# Start of GIVEN RECORDS
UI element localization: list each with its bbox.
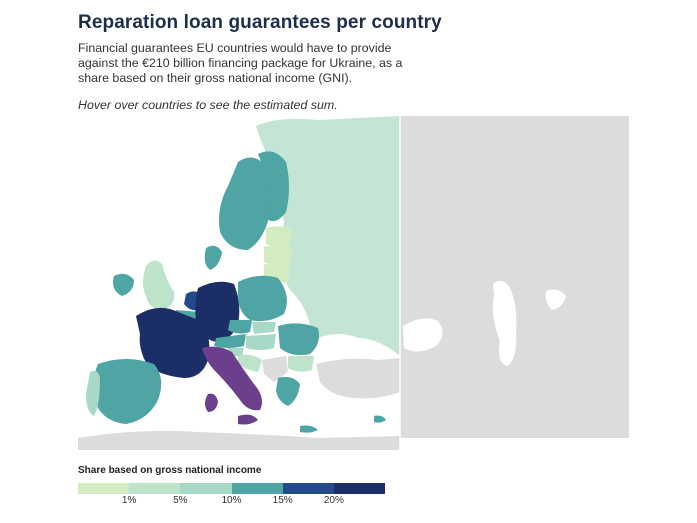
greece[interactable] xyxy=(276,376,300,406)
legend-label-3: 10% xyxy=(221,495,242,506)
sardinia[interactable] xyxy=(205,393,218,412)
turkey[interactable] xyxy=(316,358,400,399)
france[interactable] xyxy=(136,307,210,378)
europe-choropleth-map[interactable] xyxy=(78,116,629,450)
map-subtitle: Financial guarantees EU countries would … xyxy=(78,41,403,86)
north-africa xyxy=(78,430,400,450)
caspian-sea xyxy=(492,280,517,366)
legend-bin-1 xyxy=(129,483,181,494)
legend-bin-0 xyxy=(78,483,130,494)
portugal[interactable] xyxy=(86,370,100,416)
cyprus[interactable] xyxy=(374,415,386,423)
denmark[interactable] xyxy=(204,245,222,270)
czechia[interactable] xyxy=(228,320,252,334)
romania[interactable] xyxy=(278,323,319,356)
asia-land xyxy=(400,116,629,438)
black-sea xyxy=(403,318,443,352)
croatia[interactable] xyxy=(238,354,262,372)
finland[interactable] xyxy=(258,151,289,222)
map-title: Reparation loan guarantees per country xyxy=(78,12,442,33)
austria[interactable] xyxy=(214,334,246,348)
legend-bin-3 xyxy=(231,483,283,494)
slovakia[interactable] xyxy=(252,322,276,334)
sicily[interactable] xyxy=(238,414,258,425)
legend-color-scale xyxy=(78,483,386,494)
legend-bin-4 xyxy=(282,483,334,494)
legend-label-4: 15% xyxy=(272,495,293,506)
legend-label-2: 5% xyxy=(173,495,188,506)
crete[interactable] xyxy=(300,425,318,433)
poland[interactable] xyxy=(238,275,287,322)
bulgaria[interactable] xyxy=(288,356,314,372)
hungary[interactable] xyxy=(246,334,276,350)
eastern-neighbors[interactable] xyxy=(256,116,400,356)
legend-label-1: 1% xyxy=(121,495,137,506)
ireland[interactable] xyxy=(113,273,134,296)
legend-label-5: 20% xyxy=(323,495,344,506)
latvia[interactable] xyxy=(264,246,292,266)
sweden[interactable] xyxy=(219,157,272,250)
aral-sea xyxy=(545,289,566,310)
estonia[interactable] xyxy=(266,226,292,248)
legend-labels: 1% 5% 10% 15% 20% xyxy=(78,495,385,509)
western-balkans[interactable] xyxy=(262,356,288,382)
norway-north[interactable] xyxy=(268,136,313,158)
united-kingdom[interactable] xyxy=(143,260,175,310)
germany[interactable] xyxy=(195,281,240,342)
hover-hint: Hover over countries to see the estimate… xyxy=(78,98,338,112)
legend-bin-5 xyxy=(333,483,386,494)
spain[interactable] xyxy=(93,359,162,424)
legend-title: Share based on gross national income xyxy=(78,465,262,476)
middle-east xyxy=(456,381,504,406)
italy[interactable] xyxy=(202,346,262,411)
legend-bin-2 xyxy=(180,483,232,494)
# End of GIVEN RECORDS
# Start of GIVEN RECORDS
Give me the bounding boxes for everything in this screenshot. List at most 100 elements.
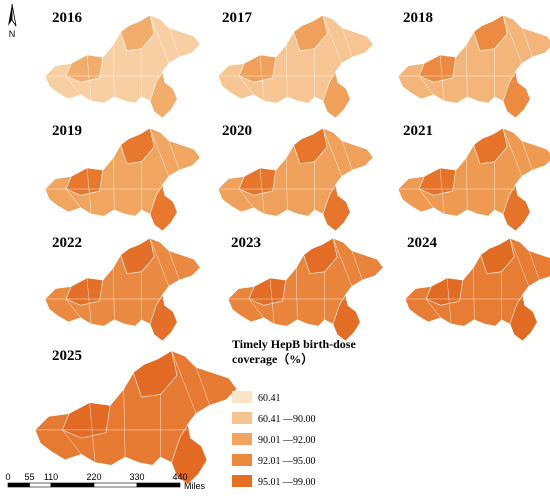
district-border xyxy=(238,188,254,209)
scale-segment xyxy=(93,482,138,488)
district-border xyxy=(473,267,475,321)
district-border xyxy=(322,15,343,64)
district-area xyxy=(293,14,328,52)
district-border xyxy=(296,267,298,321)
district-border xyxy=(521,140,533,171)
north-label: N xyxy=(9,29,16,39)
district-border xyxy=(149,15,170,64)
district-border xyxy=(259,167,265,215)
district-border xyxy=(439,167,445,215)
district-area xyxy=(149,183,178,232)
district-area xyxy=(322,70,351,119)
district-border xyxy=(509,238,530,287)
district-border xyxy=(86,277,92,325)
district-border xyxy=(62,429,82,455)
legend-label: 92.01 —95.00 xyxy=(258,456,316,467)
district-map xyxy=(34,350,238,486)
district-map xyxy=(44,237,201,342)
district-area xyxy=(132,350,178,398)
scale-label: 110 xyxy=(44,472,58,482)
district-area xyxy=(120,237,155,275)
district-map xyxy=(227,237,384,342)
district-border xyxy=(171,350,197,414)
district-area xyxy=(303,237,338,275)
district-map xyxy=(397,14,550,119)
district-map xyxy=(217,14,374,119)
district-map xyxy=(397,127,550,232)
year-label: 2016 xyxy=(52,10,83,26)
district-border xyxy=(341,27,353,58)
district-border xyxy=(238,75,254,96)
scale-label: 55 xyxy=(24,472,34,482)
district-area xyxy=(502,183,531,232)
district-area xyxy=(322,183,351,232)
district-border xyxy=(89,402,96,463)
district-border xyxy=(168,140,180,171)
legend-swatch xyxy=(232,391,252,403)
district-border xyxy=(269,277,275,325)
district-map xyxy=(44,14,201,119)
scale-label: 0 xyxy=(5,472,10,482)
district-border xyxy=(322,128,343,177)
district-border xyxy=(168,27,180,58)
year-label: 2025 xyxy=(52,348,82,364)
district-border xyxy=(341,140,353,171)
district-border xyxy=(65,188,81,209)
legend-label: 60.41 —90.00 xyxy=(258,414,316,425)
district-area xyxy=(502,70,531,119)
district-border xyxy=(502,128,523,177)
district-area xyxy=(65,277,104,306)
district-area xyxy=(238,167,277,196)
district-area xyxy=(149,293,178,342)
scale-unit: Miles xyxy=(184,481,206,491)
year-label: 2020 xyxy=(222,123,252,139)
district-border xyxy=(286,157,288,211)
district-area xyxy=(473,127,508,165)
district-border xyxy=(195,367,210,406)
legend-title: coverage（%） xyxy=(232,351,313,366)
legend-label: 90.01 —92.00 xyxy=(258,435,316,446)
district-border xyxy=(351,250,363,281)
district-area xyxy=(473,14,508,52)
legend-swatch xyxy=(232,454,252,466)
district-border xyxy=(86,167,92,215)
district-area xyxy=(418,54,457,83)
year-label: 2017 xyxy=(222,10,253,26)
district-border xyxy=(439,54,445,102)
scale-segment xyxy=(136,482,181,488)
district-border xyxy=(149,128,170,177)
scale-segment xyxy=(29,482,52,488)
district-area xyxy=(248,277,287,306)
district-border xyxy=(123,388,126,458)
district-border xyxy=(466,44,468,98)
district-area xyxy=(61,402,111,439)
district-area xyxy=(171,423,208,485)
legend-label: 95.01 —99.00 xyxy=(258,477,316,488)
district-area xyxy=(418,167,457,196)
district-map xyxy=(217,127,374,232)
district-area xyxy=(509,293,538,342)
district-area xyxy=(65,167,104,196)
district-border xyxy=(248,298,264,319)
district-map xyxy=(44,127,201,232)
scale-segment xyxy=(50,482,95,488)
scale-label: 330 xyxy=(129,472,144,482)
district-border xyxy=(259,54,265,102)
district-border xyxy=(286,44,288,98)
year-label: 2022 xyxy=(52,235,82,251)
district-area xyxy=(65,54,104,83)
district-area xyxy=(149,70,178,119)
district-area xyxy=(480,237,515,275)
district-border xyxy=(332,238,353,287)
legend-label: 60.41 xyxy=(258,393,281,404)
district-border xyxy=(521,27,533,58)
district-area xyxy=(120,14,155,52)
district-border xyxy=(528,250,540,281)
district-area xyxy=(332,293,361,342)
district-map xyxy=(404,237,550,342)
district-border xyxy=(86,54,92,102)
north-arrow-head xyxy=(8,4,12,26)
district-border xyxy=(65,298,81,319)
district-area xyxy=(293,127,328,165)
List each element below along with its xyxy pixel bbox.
# End of GIVEN RECORDS
Write out the entries from the line with "greece[interactable] xyxy=(276,376,300,406)" to the line with "europe-choropleth-map[interactable] xyxy=(78,116,629,450)", both lines included.

greece[interactable] xyxy=(276,376,300,406)
legend-label-3: 10% xyxy=(221,495,242,506)
sardinia[interactable] xyxy=(205,393,218,412)
turkey[interactable] xyxy=(316,358,400,399)
france[interactable] xyxy=(136,307,210,378)
europe-choropleth-map[interactable] xyxy=(78,116,629,450)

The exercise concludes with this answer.